-- BEGIN RECORDS TO PROCESS --

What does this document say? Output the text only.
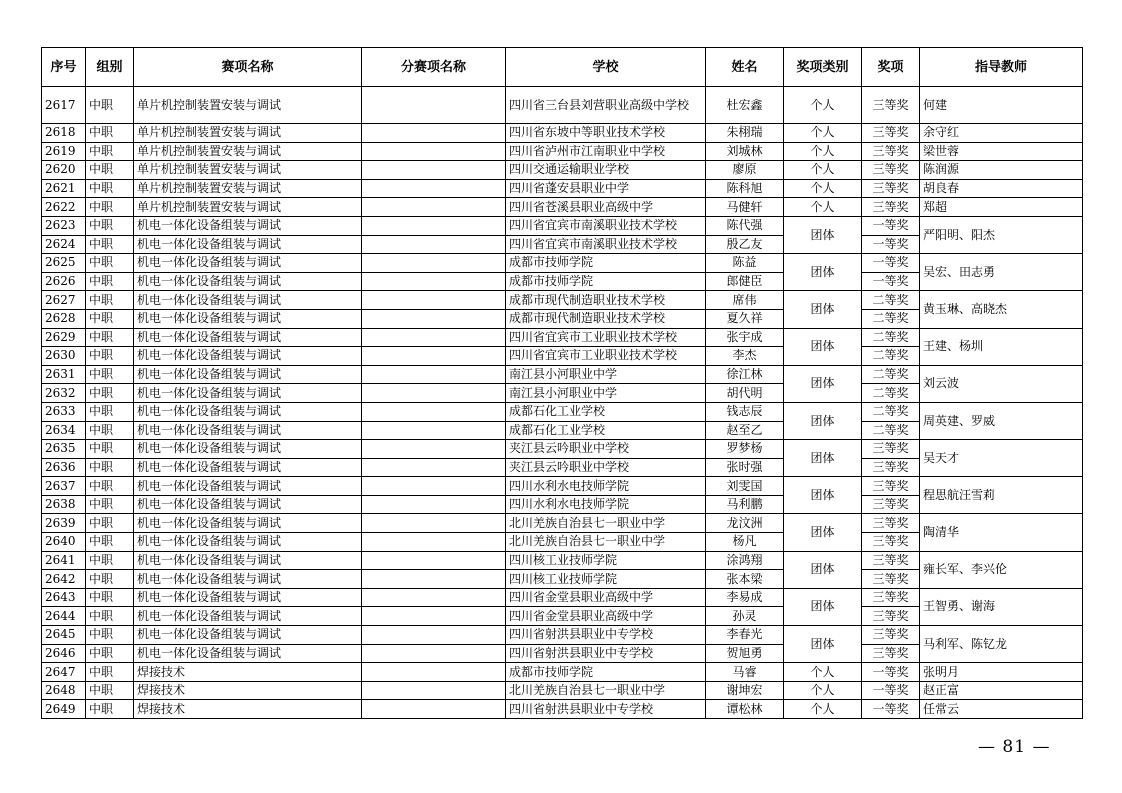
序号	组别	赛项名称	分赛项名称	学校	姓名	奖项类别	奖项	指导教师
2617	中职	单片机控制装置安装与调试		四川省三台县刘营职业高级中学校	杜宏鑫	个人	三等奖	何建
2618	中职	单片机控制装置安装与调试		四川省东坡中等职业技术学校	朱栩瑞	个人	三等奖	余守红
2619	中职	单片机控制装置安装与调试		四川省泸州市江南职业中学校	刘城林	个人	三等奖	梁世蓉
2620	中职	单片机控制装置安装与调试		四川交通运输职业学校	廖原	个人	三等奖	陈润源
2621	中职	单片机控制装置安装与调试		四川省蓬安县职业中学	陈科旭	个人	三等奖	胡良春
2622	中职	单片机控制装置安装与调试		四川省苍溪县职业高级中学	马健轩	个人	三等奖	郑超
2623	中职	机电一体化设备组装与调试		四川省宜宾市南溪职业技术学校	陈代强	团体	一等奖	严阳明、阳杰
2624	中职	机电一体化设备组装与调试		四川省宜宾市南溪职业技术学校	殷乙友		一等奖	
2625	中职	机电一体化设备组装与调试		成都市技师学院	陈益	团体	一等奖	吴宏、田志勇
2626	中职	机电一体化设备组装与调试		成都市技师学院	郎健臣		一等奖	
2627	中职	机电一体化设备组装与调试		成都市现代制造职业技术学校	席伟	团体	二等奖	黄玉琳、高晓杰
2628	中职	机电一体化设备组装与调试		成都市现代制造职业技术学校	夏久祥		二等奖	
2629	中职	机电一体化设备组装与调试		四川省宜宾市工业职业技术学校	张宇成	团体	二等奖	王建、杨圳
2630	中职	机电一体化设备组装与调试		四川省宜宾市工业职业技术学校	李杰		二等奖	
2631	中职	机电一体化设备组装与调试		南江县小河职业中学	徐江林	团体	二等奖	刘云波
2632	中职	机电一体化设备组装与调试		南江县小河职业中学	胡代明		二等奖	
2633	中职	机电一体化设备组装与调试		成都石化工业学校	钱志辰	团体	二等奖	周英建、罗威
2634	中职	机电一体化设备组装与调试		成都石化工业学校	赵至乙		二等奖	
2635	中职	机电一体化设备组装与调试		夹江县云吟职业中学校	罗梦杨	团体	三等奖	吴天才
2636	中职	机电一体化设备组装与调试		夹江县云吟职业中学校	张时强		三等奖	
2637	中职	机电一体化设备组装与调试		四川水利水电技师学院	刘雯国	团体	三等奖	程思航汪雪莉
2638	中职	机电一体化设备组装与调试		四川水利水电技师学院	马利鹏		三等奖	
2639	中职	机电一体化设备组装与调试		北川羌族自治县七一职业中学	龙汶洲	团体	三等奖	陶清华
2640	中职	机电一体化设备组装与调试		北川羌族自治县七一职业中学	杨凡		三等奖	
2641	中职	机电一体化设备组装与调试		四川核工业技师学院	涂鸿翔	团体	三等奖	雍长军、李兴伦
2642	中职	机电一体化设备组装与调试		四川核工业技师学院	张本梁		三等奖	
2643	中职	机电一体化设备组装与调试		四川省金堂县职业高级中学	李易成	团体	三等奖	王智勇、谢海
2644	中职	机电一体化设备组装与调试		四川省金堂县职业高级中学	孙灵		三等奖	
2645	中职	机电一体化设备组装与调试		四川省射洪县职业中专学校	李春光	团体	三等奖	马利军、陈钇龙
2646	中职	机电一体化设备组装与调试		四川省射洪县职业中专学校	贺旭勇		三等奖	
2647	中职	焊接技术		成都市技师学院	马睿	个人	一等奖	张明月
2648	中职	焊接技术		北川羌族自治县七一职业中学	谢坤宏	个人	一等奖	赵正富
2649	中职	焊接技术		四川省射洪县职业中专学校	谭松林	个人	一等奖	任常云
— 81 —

-- END RECORDS TO PROCESS --
-- BEGIN RECORDS TO PROCESS --

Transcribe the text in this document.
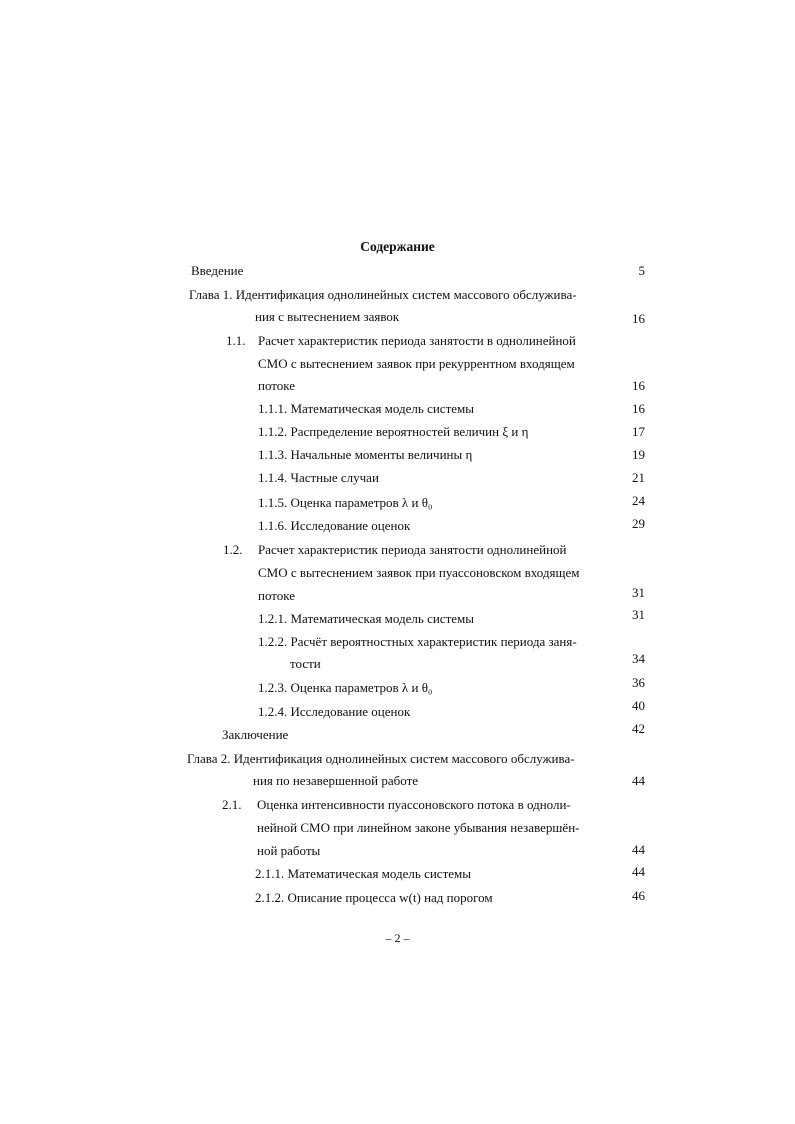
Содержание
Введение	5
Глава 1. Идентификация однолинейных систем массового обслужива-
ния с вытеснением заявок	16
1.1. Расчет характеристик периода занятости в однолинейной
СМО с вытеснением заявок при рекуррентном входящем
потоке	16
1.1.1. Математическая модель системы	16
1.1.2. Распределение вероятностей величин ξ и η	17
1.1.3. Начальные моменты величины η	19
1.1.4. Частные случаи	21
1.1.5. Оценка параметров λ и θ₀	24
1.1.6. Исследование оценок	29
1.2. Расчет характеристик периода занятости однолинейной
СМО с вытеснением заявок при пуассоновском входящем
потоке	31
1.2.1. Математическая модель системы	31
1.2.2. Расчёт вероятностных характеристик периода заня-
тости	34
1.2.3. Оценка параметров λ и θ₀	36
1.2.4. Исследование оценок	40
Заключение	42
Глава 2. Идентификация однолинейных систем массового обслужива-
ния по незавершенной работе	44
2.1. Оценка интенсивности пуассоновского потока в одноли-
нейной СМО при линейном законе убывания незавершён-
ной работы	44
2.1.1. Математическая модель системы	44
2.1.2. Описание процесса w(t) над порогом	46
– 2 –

-- END RECORDS TO PROCESS --

# TASK PROMPT
Report how many lines in the records hold the word "this", giving the number and nothing else.

# FINAL RESULT
2